Problem requirements:
Which lines in the items below contain the word "chart"? Return each of those lines in full.

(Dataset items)
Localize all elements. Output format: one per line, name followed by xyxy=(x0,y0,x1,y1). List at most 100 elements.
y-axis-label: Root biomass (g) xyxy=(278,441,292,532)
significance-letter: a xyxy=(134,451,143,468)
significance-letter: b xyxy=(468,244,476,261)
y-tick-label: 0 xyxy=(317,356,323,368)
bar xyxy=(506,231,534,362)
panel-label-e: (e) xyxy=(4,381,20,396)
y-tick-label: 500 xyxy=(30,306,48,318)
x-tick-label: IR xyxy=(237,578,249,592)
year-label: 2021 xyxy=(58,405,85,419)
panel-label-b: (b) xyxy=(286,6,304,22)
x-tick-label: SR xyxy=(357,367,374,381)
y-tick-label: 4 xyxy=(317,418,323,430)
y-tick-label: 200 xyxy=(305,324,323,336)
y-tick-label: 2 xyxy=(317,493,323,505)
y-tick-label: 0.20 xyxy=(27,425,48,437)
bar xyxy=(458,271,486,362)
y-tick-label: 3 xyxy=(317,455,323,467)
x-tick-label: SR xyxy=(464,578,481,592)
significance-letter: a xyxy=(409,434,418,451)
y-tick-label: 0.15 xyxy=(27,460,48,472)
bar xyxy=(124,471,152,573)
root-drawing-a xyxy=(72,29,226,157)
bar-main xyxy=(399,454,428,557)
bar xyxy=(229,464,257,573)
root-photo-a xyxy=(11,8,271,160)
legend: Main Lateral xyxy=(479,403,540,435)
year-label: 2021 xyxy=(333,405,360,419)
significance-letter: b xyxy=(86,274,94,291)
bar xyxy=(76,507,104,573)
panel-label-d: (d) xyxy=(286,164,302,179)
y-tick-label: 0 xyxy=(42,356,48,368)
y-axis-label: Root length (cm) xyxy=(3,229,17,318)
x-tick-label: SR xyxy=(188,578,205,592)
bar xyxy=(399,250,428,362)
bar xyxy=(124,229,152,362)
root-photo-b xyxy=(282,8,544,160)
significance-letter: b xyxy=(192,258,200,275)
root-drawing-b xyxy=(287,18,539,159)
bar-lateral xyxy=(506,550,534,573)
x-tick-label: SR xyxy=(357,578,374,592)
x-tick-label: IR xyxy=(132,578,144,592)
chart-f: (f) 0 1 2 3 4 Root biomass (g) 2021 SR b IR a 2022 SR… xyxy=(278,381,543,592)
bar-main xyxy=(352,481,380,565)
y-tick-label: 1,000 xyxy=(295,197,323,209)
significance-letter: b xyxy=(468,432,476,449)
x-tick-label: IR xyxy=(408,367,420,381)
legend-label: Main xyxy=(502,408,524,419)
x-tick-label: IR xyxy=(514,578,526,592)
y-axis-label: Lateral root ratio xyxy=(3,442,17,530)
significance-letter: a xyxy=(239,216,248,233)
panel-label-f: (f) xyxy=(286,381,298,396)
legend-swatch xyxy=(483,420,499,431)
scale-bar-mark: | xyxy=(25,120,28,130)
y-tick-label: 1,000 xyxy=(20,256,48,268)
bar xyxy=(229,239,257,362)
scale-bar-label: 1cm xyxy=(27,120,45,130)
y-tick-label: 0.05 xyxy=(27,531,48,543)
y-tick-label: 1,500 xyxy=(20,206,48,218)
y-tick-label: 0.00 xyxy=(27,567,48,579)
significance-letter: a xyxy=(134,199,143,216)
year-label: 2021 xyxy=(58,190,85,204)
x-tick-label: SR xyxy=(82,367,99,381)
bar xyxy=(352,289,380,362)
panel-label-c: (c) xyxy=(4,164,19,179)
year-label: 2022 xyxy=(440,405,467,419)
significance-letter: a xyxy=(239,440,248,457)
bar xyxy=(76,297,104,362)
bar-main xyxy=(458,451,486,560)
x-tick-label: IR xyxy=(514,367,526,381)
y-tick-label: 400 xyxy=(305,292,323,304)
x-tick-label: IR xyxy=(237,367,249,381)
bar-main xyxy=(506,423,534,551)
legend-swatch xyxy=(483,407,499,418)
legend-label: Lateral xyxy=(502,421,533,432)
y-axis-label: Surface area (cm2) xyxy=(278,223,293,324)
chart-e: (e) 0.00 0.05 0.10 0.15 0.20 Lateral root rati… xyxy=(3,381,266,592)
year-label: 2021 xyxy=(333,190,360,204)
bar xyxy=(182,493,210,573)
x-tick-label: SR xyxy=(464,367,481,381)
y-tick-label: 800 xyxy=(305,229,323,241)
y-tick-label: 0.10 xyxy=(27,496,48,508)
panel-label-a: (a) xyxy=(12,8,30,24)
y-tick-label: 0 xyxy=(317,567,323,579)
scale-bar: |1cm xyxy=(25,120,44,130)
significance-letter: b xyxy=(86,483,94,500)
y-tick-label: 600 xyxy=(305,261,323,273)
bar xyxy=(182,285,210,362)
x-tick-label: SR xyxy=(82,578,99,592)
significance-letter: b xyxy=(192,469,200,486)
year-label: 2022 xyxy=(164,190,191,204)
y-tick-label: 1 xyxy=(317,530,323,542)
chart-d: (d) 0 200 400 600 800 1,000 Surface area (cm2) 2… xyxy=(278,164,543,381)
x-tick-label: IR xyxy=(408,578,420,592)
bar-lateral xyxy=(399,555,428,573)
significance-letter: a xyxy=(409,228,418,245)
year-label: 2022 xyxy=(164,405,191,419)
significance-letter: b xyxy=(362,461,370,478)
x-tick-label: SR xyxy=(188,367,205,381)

Answer in full:
chart-f: (f) 0 1 2 3 4 Root biomass (g) 2021 SR b IR a 2022 SR… xyxy=(278,381,543,592)
chart-e: (e) 0.00 0.05 0.10 0.15 0.20 Lateral root rati… xyxy=(3,381,266,592)
chart-d: (d) 0 200 400 600 800 1,000 Surface area (cm2) 2… xyxy=(278,164,543,381)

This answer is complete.